[start of Provided entries]
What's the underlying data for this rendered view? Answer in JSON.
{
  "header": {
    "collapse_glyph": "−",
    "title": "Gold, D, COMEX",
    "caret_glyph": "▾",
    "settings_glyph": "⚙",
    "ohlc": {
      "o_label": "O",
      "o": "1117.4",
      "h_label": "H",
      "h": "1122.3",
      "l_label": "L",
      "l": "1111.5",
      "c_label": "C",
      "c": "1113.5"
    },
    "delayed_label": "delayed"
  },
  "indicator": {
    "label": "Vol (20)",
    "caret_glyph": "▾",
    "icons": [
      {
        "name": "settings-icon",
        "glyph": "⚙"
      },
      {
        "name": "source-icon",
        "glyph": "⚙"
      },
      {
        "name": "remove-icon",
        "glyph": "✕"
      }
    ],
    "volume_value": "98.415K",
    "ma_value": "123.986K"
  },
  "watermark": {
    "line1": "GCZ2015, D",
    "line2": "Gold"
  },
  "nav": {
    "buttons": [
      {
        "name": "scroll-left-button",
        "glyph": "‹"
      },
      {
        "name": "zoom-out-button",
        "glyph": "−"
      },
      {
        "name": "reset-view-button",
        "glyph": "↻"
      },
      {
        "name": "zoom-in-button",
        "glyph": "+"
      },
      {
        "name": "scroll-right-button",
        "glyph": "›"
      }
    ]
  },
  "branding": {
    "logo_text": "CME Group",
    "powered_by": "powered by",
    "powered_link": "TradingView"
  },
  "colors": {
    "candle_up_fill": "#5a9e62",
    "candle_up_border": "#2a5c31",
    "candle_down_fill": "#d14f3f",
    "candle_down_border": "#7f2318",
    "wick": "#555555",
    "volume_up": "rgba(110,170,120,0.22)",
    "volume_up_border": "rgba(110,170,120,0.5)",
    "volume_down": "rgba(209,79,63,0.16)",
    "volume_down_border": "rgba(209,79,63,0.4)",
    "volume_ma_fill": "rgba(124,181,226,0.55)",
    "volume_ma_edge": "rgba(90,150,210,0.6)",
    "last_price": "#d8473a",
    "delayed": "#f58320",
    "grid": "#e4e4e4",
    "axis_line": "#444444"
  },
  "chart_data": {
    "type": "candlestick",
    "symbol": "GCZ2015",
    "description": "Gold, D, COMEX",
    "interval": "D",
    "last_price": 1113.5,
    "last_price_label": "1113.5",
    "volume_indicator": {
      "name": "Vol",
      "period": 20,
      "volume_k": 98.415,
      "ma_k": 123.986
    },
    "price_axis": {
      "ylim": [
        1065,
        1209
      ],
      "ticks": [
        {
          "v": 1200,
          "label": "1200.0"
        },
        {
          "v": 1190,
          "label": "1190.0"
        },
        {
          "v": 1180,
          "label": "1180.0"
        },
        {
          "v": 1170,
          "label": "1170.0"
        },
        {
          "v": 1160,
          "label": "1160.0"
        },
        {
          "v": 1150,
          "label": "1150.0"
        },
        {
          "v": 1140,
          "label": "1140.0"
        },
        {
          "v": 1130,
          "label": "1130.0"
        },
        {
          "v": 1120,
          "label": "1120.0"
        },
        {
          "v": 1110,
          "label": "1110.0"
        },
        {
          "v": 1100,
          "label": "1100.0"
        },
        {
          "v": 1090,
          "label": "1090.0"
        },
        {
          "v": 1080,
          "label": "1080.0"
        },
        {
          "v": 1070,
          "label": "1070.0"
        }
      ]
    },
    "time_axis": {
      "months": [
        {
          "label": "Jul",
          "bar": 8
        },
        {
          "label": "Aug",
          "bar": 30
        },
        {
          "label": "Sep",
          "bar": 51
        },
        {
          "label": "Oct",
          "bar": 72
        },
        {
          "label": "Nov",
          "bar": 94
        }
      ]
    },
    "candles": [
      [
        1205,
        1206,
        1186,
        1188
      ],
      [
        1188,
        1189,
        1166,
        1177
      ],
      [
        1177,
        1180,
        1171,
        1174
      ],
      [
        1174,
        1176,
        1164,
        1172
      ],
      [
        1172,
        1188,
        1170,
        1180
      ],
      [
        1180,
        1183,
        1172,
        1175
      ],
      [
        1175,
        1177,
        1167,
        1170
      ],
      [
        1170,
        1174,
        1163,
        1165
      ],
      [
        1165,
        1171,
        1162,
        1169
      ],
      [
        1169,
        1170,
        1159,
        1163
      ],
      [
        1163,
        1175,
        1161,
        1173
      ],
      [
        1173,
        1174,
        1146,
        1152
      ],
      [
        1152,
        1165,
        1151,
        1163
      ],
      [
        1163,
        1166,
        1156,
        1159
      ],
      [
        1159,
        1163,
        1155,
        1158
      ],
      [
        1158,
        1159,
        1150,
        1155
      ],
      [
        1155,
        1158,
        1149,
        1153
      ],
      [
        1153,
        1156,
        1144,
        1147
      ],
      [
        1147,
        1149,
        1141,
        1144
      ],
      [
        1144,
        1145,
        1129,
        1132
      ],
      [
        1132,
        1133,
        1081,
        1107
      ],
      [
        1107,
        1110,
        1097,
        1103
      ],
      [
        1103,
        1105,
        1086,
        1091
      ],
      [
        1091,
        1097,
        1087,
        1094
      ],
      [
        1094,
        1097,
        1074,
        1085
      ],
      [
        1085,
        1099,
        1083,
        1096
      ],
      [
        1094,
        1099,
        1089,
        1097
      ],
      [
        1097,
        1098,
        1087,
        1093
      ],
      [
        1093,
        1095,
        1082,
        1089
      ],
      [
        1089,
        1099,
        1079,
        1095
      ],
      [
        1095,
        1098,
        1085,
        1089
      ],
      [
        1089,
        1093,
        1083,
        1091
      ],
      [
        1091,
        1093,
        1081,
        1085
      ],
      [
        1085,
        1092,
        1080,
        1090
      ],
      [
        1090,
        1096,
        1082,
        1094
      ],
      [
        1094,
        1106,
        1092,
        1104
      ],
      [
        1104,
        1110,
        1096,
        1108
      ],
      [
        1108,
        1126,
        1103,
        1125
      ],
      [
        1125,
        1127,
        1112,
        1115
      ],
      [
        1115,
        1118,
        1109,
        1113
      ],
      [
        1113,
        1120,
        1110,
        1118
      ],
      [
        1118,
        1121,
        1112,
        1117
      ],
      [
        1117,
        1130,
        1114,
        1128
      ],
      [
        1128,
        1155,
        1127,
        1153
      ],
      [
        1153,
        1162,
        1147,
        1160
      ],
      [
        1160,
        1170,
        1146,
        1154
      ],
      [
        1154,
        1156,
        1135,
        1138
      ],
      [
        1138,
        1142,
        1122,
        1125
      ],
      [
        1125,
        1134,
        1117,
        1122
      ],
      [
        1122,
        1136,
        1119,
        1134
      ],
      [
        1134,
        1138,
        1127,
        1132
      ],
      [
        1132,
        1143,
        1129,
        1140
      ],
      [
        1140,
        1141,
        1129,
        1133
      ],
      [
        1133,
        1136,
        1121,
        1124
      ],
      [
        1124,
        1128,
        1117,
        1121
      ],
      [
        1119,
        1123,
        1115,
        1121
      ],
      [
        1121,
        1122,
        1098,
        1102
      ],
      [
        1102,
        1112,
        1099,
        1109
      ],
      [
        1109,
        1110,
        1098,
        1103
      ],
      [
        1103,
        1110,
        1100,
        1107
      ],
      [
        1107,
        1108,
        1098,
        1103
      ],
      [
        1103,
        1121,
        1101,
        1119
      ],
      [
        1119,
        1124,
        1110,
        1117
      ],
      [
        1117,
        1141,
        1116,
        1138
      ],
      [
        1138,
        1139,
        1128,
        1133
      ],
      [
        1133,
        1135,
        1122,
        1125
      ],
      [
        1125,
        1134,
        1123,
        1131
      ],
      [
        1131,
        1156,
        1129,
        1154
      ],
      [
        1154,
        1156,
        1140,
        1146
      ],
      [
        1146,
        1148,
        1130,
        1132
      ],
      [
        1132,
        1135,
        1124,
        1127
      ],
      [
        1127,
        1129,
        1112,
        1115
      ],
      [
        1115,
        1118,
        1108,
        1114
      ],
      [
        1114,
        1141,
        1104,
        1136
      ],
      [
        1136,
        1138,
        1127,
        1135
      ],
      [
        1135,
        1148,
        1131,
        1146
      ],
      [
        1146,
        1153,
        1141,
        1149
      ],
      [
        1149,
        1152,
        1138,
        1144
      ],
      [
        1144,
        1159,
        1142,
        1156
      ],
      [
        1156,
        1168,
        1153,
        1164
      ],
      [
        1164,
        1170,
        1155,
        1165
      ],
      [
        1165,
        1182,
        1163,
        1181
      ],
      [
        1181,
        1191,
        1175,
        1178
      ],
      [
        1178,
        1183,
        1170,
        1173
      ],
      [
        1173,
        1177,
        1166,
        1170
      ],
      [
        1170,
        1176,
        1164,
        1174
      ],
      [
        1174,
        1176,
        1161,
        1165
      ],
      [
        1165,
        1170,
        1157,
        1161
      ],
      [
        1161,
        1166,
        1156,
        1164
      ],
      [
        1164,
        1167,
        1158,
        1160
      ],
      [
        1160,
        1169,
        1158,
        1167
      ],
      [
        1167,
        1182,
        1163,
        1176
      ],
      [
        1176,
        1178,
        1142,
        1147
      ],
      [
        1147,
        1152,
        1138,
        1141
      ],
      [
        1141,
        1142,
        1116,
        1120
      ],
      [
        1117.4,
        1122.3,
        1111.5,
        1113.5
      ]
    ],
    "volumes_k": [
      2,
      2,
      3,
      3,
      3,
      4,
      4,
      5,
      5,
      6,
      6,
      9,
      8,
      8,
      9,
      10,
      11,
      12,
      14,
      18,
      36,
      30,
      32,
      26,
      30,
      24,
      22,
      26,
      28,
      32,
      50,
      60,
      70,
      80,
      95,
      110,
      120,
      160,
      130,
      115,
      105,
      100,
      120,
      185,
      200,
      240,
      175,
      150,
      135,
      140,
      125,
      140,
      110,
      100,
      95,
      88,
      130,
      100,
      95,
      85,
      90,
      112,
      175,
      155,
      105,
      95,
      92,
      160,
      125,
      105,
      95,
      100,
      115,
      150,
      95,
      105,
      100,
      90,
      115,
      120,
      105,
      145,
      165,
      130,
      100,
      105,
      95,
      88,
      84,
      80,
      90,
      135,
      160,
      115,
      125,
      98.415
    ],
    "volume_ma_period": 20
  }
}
[end of Provided entries]
(Task)
Wherever the string "scroll" appears in the entries above, list that line.

(Complete answer)
        "name": "scroll-left-button",
        "name": "scroll-right-button",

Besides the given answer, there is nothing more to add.